**Your task:** Whenever a line below holds the word "document", copy that line.

start

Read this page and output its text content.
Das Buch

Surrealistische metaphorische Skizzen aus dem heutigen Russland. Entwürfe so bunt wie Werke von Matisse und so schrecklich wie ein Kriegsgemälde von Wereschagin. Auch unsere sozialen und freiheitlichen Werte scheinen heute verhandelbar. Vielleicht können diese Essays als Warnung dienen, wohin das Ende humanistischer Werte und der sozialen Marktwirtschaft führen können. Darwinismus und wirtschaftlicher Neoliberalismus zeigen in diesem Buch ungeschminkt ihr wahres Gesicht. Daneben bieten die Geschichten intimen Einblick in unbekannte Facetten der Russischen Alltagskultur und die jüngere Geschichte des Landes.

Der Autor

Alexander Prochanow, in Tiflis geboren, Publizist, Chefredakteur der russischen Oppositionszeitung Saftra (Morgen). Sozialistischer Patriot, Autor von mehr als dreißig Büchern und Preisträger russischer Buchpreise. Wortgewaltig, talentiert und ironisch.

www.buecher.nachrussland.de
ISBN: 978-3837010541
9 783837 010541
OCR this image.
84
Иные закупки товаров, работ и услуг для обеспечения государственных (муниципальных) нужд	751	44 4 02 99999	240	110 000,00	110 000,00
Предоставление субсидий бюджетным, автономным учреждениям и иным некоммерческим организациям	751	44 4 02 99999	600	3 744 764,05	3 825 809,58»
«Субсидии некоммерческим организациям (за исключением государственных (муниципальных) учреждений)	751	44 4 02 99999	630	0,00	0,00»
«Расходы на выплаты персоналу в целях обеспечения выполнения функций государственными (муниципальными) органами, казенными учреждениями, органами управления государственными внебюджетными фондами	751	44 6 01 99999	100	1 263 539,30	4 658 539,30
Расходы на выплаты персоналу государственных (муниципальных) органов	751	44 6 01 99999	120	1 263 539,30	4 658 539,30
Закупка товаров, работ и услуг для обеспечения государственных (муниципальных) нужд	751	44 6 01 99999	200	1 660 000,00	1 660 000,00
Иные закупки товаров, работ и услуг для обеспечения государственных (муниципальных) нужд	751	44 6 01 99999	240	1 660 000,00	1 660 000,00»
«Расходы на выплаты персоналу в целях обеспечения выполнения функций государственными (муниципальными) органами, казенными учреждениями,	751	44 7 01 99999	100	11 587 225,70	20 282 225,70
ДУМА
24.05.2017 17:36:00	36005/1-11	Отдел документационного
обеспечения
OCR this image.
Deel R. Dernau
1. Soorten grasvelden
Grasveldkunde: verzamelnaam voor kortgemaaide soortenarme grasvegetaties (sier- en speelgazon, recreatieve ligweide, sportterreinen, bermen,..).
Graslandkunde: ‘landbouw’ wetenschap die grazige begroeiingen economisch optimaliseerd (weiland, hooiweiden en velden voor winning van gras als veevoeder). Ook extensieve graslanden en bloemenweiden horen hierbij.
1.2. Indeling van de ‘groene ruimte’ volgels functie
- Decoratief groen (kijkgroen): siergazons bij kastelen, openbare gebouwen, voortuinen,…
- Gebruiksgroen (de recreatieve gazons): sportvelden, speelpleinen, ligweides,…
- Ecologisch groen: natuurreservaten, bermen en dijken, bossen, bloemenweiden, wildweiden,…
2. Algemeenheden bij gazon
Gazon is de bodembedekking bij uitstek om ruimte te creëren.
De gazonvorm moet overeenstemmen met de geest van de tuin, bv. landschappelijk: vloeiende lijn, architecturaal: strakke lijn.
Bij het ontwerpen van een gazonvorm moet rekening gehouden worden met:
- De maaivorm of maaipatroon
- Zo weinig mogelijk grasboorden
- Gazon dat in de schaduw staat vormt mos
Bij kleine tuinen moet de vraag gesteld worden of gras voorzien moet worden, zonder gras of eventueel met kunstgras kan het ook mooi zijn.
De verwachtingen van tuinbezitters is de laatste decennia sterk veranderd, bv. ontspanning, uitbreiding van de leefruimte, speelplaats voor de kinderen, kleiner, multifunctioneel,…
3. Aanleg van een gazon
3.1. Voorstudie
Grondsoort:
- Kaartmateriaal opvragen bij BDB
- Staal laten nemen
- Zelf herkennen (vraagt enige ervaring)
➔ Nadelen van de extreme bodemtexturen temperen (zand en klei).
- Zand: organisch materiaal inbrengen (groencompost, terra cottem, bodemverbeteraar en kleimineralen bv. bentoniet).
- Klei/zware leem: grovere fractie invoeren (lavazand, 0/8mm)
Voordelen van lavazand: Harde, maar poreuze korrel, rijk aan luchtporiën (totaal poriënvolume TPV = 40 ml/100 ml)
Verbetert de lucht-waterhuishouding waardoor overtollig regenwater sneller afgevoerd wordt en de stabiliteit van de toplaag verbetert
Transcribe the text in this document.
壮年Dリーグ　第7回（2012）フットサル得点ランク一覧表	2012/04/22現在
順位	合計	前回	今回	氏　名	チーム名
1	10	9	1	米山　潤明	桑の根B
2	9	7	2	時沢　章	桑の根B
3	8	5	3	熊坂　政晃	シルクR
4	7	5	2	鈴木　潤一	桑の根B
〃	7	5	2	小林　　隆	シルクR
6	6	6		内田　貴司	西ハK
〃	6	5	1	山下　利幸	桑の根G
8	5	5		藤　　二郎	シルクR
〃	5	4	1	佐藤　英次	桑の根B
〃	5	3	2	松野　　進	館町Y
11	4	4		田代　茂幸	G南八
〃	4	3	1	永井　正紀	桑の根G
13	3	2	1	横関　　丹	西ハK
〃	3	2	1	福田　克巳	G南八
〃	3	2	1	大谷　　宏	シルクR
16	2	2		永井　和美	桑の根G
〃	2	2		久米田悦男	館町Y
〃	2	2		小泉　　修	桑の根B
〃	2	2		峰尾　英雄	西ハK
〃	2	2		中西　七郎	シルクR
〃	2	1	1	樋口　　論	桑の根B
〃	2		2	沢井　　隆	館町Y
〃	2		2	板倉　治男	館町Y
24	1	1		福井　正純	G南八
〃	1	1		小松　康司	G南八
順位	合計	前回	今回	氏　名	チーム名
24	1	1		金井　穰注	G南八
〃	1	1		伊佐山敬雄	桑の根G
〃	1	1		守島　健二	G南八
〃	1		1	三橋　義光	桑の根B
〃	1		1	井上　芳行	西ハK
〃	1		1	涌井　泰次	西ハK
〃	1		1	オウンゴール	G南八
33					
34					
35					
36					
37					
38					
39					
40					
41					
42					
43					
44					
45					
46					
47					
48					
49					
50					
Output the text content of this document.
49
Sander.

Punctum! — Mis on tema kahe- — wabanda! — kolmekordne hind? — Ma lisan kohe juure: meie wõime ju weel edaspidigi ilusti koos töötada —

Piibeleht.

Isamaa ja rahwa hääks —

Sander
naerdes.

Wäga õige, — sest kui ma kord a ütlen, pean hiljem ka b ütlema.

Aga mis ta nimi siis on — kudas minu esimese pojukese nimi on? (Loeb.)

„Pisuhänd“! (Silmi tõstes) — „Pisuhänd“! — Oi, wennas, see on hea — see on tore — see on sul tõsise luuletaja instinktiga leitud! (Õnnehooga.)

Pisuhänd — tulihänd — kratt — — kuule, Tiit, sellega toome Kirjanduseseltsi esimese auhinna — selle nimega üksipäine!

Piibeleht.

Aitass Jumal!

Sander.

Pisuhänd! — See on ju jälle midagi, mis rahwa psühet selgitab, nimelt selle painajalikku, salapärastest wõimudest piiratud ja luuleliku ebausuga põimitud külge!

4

end

**Task solution:**
Transcribe the text in this document.
Output the text content of this document.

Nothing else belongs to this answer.